> [Input data]
· · · ·
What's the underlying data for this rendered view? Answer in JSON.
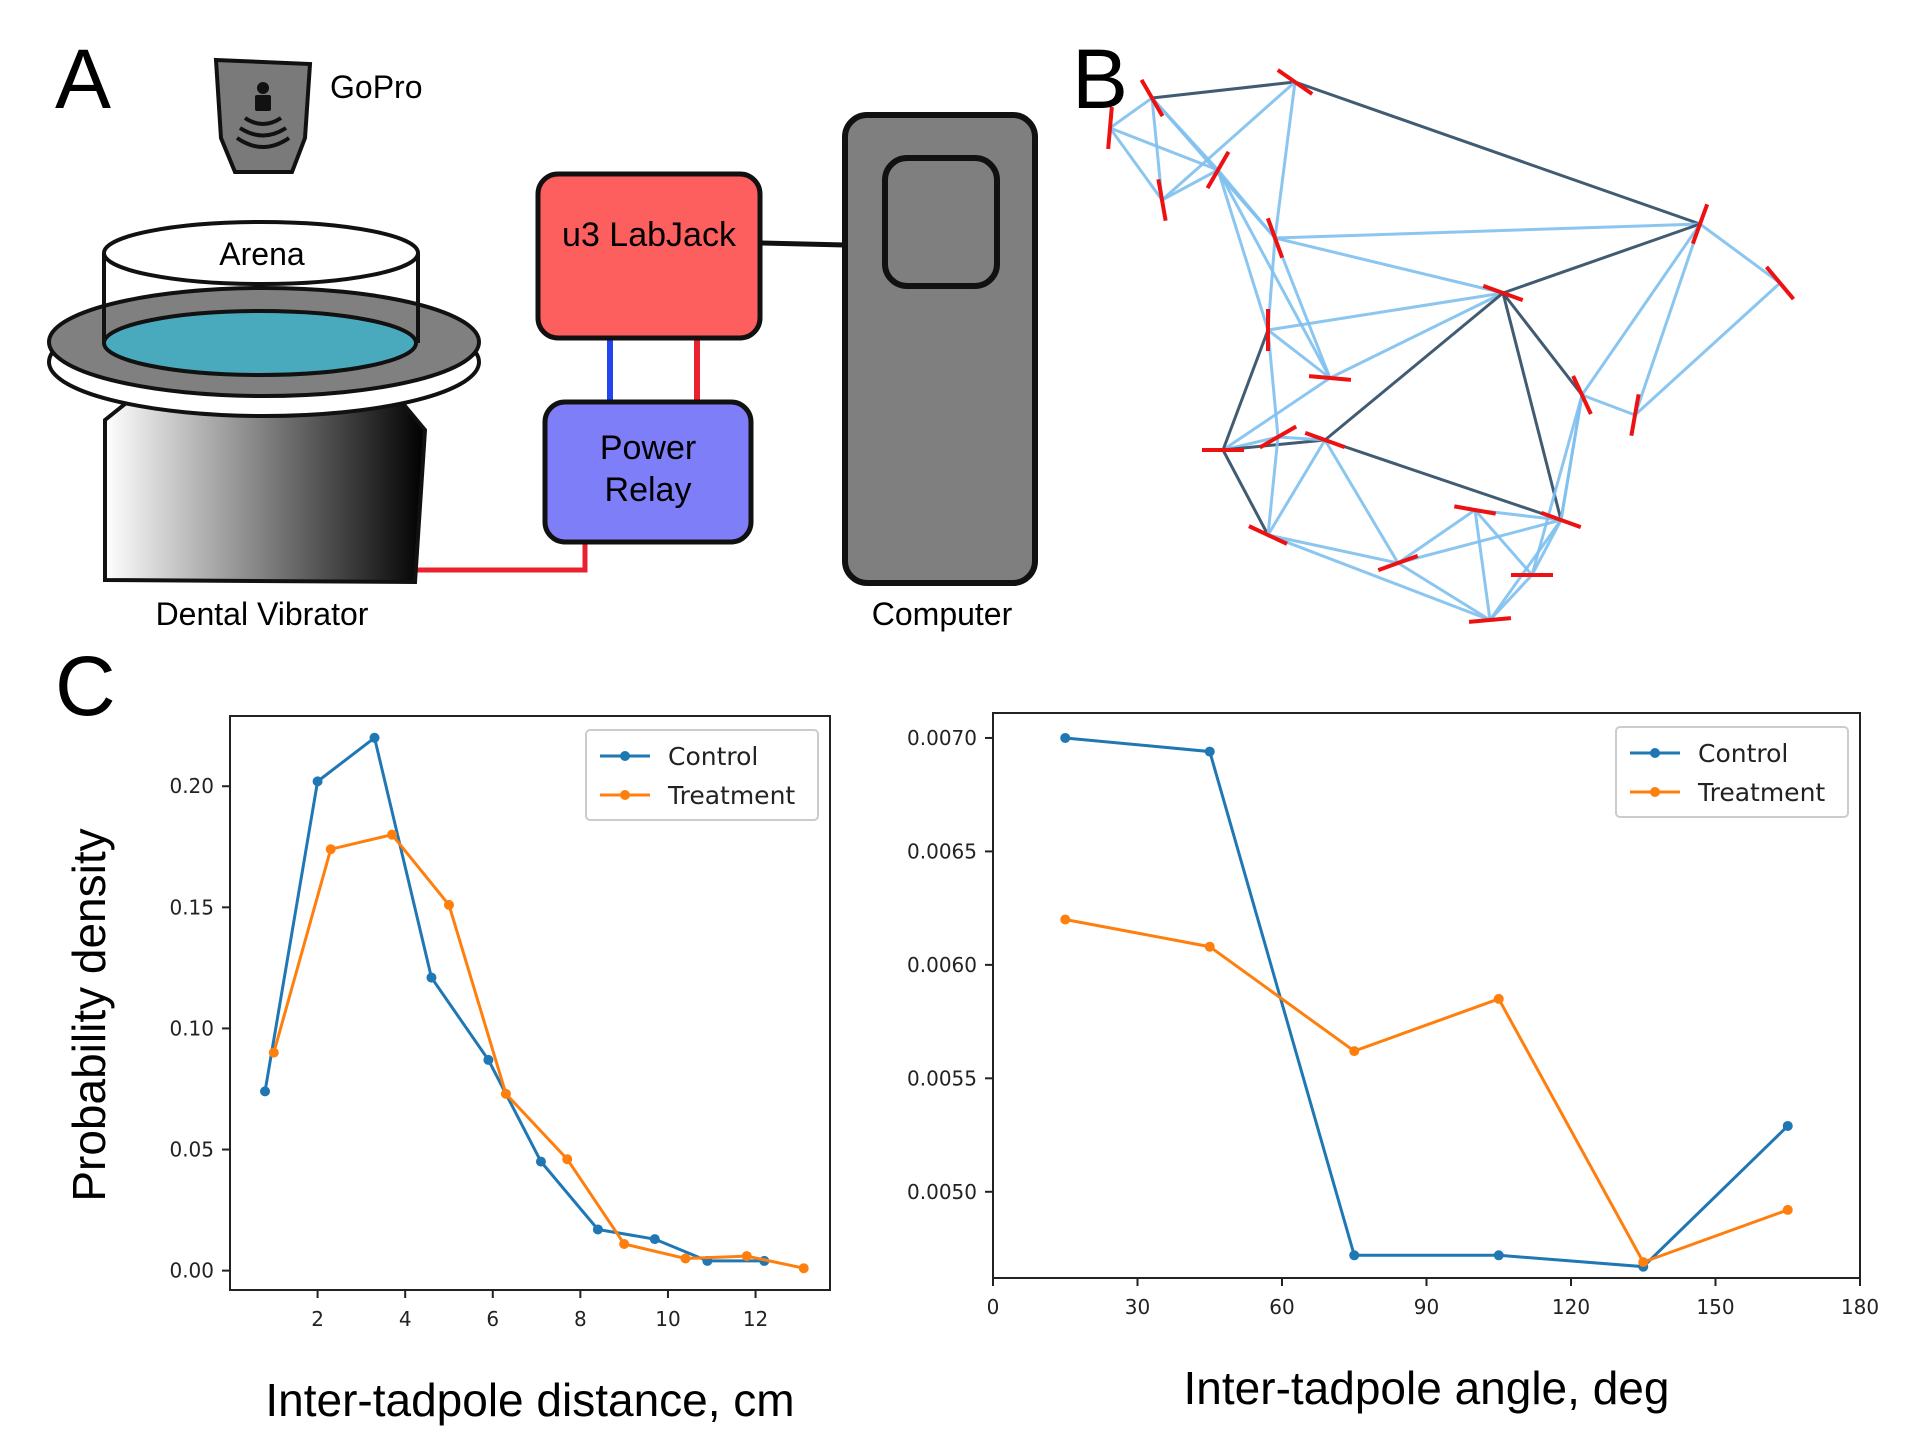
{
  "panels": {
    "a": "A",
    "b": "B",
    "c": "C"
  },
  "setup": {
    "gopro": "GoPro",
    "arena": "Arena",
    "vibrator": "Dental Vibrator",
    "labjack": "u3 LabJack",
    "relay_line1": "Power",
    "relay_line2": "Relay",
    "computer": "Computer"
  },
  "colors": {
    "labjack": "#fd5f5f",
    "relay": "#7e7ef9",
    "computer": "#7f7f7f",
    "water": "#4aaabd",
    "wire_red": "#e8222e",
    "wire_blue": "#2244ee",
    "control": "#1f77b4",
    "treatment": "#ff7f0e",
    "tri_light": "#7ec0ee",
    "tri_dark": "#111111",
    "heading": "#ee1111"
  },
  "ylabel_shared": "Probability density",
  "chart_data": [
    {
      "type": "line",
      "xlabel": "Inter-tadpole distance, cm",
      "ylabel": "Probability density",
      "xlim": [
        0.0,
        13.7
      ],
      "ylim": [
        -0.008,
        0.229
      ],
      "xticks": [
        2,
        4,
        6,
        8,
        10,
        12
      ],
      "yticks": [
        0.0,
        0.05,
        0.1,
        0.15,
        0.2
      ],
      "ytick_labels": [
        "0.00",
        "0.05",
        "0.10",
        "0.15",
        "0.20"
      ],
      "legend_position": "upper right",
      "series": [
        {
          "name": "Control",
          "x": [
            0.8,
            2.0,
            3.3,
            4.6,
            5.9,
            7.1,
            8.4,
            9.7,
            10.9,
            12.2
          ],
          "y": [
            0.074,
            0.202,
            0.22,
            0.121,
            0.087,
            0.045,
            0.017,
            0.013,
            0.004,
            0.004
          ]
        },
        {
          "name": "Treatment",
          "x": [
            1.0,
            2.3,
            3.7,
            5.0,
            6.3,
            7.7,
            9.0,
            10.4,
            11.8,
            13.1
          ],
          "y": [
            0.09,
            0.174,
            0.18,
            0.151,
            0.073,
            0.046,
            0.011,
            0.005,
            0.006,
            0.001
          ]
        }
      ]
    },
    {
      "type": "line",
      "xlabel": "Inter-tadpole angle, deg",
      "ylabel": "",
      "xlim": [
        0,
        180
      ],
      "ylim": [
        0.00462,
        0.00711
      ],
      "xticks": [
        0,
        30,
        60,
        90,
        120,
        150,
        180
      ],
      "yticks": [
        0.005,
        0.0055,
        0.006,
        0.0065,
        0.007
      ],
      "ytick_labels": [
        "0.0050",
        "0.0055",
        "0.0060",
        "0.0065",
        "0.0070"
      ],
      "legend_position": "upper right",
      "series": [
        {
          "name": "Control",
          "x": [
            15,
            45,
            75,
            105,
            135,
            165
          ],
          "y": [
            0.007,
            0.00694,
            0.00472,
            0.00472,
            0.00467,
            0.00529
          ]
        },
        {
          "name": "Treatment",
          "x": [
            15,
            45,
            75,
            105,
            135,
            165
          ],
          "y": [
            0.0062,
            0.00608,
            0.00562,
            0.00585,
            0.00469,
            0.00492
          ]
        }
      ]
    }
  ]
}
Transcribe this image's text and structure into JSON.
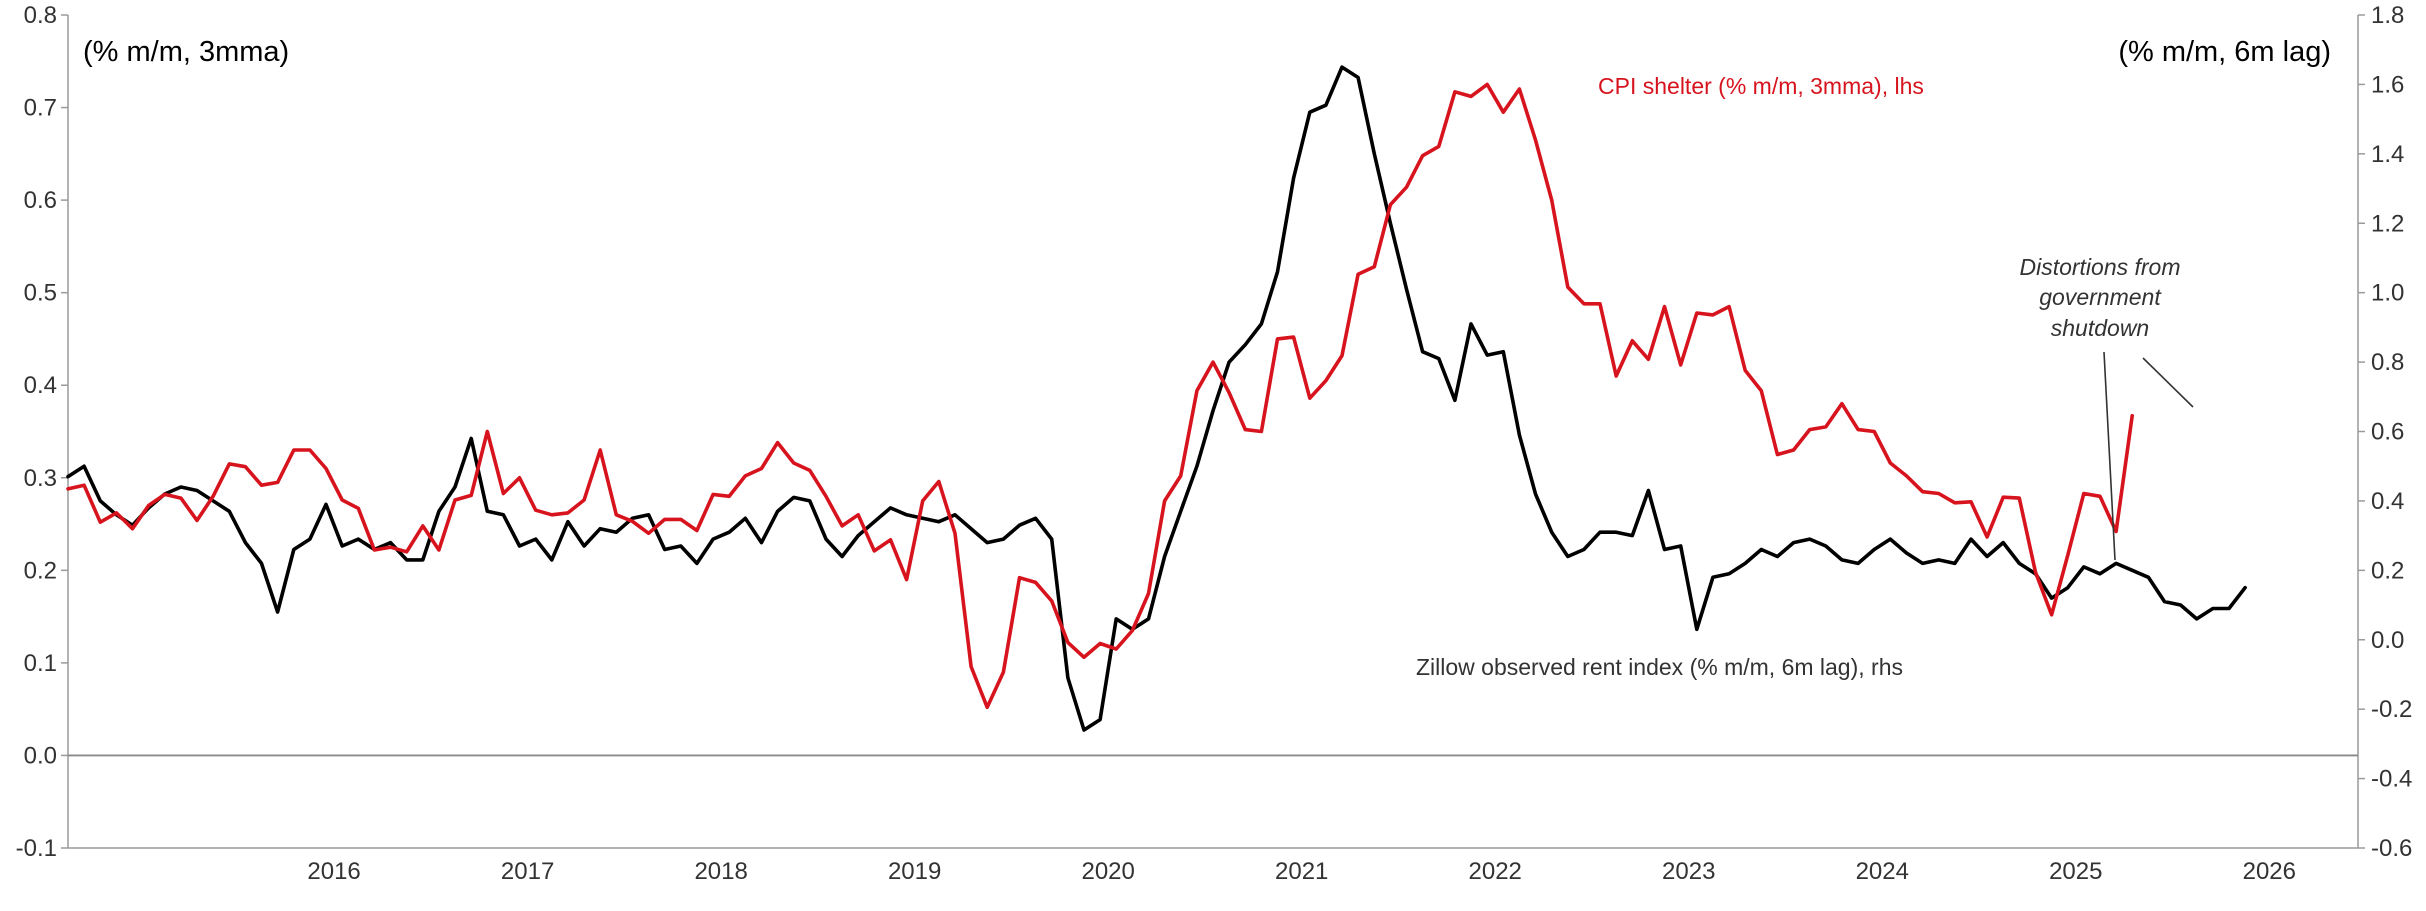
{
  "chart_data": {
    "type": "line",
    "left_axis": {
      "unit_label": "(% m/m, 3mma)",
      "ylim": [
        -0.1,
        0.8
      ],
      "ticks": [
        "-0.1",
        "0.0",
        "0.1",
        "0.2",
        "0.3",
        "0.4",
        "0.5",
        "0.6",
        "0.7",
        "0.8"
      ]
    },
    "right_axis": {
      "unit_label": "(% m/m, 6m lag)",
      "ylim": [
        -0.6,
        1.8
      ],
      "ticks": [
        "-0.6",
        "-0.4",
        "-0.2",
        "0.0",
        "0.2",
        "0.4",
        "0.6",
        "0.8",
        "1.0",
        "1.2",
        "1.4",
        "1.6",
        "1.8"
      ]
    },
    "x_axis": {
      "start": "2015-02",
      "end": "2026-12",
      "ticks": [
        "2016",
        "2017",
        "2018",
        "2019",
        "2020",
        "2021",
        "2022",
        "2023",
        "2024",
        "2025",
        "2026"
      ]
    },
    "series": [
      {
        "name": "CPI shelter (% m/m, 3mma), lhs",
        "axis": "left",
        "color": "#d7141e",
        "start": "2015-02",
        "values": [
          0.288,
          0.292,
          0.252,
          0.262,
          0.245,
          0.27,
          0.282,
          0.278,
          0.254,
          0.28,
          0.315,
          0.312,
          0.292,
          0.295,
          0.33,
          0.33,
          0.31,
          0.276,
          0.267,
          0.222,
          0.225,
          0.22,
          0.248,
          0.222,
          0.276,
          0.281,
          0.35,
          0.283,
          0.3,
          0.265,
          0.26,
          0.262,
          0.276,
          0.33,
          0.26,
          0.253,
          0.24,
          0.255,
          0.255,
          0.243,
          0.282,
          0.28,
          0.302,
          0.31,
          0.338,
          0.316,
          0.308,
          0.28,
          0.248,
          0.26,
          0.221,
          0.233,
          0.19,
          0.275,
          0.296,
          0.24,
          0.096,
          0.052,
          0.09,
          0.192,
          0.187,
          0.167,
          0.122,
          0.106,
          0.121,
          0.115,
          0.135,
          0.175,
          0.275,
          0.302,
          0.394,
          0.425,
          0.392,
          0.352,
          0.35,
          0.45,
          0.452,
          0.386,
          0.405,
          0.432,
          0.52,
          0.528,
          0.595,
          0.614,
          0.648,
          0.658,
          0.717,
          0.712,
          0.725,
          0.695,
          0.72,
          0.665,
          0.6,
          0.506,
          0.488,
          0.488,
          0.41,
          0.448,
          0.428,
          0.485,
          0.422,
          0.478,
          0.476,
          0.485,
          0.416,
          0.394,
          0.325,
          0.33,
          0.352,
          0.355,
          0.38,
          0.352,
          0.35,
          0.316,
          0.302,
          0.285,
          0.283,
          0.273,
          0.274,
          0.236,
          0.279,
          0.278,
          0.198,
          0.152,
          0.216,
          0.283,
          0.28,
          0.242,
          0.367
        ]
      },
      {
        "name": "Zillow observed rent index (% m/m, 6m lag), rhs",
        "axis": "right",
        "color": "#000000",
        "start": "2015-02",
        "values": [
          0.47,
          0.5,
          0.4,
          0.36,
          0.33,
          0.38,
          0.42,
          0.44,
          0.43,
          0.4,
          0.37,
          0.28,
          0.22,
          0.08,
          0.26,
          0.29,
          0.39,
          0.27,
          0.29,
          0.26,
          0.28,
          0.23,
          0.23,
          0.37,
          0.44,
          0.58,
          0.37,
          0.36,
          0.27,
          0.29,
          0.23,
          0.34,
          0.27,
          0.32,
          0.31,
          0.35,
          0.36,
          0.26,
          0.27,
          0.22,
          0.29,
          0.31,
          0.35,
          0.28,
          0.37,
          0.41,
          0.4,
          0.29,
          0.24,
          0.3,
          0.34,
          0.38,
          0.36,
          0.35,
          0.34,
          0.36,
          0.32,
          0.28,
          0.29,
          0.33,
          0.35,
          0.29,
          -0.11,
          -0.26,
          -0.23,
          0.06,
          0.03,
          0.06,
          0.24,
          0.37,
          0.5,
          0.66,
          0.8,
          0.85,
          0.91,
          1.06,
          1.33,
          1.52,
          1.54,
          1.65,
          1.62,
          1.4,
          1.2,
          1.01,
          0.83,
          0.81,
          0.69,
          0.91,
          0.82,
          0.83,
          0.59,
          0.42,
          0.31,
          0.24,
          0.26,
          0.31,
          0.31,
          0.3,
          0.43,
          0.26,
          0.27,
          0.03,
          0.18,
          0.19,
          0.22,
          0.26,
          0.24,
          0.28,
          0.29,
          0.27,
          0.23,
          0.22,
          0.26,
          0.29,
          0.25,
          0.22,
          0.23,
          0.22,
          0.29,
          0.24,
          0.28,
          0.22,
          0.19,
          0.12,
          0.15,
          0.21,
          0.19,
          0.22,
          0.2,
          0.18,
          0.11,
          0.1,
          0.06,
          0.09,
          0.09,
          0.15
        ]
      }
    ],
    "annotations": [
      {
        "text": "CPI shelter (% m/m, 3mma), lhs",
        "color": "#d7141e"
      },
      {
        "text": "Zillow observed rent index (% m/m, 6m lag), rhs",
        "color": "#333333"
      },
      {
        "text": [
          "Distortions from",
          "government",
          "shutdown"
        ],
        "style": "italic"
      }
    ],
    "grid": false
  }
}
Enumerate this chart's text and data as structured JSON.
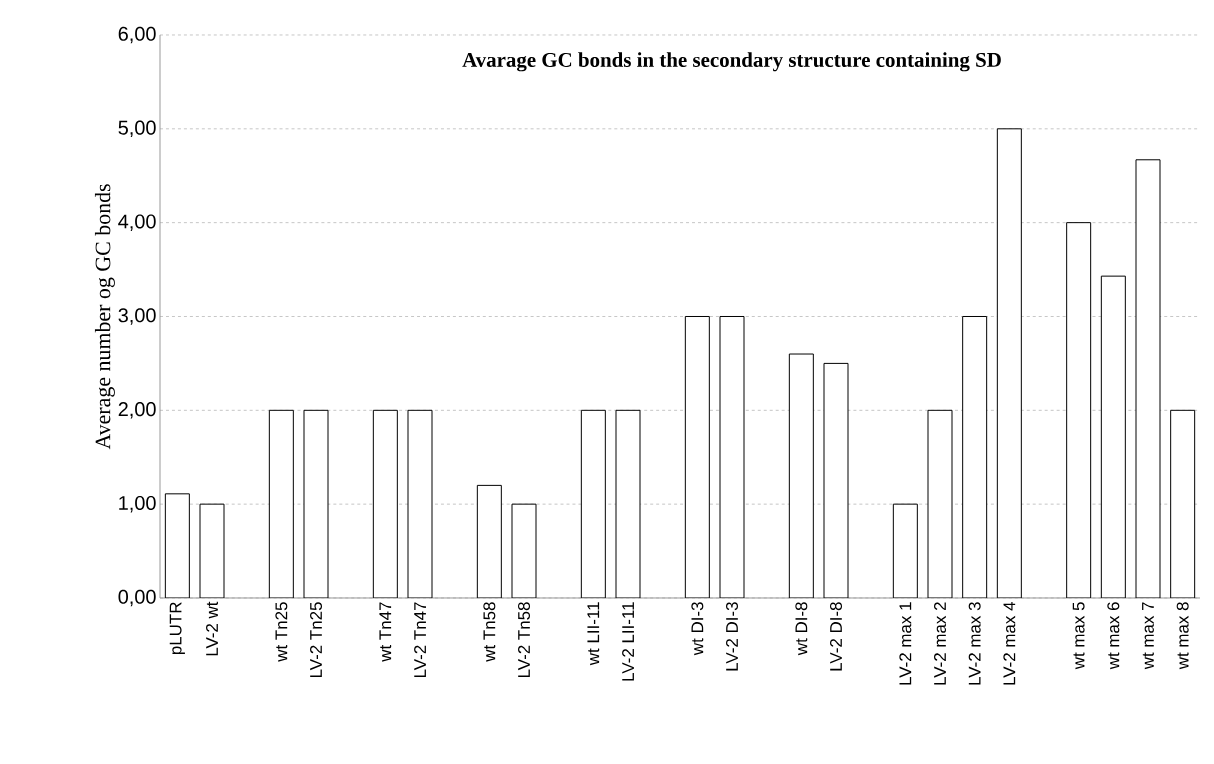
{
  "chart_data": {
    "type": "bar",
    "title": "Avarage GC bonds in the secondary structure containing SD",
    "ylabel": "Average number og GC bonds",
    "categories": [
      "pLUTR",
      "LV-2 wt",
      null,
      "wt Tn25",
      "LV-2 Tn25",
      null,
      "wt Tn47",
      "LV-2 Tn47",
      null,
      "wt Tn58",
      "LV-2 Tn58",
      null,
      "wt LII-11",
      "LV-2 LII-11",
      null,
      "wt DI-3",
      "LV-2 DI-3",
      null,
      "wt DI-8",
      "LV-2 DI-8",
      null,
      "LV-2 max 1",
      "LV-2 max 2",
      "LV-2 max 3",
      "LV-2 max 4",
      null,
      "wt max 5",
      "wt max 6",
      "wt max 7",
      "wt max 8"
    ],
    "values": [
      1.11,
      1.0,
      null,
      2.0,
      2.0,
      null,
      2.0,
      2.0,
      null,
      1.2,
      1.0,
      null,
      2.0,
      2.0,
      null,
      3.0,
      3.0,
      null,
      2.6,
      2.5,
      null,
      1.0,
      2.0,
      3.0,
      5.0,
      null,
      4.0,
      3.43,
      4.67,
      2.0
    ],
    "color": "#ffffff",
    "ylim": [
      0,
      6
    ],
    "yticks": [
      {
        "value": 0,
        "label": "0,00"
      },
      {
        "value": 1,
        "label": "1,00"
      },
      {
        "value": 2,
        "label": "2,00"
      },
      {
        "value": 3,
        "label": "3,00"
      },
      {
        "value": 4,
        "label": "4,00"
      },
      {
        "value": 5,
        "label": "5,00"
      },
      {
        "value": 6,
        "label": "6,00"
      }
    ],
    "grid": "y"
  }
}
· · · ·
> [Directive] Extract every line that has the string "JSON" in it.

> [Result of the exercise]
What's the underlying data for this rendered view? Answer in JSON.
Transcribe this image's text and structure into JSON.
Enumerate this chart's text and data as structured JSON.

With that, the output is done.